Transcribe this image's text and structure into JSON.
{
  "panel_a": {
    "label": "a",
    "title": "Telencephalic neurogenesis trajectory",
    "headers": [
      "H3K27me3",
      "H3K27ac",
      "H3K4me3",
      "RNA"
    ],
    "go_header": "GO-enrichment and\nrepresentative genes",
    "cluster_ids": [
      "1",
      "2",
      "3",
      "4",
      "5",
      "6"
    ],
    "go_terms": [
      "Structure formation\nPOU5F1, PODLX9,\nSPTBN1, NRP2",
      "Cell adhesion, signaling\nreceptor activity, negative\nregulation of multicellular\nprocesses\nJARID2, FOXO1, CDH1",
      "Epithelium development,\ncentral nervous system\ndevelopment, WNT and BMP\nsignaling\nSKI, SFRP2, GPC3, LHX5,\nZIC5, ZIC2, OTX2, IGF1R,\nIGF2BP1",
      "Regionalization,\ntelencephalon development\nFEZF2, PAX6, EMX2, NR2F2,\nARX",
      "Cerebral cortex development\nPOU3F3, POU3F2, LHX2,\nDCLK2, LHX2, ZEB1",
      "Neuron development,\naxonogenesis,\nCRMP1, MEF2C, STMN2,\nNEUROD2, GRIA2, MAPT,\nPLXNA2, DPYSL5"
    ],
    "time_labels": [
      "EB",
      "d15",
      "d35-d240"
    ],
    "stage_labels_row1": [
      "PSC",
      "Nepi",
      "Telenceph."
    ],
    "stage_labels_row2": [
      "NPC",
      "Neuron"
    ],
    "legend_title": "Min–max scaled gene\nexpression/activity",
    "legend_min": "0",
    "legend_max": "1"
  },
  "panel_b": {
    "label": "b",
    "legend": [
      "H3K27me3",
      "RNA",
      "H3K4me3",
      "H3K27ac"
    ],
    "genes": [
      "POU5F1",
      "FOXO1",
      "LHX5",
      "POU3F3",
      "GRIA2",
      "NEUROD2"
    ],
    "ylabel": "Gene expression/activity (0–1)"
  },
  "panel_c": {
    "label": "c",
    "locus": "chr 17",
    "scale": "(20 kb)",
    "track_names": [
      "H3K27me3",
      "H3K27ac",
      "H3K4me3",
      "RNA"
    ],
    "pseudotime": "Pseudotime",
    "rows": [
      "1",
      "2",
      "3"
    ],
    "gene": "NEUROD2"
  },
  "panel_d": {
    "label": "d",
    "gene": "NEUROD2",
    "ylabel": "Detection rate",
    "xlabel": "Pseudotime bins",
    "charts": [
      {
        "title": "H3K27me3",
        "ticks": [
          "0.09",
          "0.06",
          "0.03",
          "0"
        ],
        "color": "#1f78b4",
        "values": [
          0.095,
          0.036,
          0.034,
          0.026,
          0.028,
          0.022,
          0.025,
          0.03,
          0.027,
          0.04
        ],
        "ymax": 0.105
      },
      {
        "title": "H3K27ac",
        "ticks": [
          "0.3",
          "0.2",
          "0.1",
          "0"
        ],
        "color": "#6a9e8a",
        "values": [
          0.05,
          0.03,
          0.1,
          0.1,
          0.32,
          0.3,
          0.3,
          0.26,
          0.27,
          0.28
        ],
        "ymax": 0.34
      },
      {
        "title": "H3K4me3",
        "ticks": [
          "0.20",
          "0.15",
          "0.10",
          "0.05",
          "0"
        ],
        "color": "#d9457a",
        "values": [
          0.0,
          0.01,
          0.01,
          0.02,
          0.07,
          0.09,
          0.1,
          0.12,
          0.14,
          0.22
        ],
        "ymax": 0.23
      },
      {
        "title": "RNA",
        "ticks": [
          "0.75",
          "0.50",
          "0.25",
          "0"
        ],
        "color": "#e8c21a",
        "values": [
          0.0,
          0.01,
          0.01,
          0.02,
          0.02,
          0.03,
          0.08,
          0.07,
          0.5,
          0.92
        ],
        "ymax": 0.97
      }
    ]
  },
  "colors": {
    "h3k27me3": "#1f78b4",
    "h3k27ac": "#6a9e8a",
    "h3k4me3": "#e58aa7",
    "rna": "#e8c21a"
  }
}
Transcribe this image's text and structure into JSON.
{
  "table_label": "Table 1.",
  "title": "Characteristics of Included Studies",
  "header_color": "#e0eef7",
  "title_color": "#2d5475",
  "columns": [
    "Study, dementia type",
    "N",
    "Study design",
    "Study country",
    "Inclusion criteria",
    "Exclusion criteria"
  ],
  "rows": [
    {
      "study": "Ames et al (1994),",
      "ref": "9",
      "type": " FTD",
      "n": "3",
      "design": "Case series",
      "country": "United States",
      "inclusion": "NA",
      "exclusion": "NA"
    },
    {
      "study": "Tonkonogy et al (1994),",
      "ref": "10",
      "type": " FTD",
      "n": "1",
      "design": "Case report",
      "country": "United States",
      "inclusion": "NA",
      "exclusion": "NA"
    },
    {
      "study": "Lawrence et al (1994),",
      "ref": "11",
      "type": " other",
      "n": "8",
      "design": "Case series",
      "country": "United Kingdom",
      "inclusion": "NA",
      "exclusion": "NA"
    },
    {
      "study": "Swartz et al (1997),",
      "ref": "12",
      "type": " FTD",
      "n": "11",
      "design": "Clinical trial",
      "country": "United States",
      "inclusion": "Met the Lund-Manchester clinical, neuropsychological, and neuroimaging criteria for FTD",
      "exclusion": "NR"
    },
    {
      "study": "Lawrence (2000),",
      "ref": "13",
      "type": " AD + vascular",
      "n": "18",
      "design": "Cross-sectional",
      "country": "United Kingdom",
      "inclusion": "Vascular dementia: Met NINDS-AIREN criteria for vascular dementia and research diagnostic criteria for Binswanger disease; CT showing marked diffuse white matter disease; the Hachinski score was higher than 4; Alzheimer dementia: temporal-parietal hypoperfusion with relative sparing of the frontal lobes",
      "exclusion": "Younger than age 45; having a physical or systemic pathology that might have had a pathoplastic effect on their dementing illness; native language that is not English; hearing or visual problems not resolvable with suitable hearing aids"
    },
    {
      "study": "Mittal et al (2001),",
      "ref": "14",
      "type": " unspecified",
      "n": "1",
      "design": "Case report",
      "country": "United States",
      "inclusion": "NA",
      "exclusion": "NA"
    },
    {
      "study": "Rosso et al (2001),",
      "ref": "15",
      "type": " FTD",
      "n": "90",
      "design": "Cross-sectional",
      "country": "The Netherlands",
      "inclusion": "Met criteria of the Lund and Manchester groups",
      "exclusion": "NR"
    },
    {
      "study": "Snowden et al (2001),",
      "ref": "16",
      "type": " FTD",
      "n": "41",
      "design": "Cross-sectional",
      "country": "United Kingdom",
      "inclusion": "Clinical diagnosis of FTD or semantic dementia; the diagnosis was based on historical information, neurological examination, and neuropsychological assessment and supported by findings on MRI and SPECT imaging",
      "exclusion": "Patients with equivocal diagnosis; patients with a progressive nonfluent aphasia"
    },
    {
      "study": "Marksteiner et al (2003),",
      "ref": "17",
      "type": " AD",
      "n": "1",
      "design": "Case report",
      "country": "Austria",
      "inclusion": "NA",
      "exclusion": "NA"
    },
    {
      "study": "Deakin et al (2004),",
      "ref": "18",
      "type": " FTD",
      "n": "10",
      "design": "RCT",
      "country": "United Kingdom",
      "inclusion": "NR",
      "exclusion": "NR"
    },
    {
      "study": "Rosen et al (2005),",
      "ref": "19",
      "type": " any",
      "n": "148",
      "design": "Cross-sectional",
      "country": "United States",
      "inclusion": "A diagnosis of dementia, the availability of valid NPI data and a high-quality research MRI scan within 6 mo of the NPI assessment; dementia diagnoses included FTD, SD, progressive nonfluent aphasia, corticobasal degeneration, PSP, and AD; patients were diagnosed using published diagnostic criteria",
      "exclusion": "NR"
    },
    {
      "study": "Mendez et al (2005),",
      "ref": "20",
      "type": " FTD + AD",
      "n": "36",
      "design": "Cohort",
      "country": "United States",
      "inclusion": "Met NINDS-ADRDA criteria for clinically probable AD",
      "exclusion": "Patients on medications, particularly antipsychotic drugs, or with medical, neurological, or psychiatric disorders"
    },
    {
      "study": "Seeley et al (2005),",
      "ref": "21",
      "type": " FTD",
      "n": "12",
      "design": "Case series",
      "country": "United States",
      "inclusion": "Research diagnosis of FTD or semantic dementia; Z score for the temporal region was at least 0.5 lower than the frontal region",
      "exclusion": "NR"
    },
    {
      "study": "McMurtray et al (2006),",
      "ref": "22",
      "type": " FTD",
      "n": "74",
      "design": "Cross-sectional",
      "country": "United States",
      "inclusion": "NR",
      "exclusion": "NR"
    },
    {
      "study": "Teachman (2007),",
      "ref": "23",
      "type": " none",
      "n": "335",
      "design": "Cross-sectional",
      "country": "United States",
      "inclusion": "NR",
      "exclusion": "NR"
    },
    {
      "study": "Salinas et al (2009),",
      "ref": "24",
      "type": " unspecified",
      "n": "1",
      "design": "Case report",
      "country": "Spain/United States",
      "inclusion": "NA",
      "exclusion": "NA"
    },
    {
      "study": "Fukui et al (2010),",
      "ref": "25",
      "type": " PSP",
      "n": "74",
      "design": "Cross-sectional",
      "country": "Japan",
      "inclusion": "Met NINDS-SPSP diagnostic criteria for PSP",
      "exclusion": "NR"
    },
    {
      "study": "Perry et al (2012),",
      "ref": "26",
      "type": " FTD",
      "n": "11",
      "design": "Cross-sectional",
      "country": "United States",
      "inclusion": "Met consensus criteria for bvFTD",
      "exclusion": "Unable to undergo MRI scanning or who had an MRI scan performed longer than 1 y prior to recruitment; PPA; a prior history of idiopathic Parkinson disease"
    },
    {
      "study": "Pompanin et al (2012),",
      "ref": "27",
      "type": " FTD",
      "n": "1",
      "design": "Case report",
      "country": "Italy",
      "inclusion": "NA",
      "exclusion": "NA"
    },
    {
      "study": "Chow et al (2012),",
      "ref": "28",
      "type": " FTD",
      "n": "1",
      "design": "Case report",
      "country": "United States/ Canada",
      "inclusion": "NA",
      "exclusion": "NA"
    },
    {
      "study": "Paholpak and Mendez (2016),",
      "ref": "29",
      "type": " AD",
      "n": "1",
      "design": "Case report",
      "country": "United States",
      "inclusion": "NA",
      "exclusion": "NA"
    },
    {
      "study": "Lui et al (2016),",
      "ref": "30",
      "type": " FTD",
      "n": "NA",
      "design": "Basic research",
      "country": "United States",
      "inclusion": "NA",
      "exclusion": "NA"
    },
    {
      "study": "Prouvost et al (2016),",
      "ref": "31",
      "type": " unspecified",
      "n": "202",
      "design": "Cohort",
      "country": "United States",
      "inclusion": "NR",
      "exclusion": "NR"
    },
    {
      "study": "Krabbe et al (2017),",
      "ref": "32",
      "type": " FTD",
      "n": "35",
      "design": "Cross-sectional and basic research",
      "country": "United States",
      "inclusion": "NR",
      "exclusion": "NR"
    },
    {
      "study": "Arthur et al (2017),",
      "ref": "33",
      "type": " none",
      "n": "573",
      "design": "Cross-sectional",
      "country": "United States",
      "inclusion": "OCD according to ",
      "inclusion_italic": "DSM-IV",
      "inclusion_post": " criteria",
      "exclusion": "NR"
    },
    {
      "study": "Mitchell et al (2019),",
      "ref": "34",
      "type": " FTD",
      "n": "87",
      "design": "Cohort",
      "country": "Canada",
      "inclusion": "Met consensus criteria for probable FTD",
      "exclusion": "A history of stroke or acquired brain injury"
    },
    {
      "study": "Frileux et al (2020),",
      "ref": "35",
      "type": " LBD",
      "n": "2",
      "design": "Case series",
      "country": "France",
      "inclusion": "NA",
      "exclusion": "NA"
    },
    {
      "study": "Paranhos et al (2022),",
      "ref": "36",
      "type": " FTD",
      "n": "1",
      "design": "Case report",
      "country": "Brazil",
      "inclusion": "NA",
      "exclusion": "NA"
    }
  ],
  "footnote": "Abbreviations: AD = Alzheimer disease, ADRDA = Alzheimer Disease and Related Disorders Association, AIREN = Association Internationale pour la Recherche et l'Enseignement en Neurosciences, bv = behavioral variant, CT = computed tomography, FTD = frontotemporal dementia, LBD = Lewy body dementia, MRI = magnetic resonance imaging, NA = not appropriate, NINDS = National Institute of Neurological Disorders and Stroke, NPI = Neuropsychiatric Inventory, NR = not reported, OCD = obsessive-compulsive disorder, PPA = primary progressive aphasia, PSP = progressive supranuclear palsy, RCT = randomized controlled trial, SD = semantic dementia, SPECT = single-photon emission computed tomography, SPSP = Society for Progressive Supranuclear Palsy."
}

* _Activity_: Look over the listing above. Pick out and copy every line that includes "NINDS".

* _Written response_:
      "inclusion": "Vascular dementia: Met NINDS-AIREN criteria for vascular dementia and research diagnostic criteria for Binswanger disease; CT showing marked diffuse white matter disease; the Hachinski score was higher than 4; Alzheimer dementia: temporal-parietal hypoperfusion with relative sparing of the frontal lobes",
      "inclusion": "Met NINDS-ADRDA criteria for clinically probable AD",
      "inclusion": "Met NINDS-SPSP diagnostic criteria for PSP",
  "footnote": "Abbreviations: AD = Alzheimer disease, ADRDA = Alzheimer Disease and Related Disorders Association, AIREN = Association Internationale pour la Recherche et l'Enseignement en Neurosciences, bv = behavioral variant, CT = computed tomography, FTD = frontotemporal dementia, LBD = Lewy body dementia, MRI = magnetic resonance imaging, NA = not appropriate, NINDS = National Institute of Neurological Disorders and Stroke, NPI = Neuropsychiatric Inventory, NR = not reported, OCD = obsessive-compulsive disorder, PPA = primary progressive aphasia, PSP = progressive supranuclear palsy, RCT = randomized controlled trial, SD = semantic dementia, SPECT = single-photon emission computed tomography, SPSP = Society for Progressive Supranuclear Palsy."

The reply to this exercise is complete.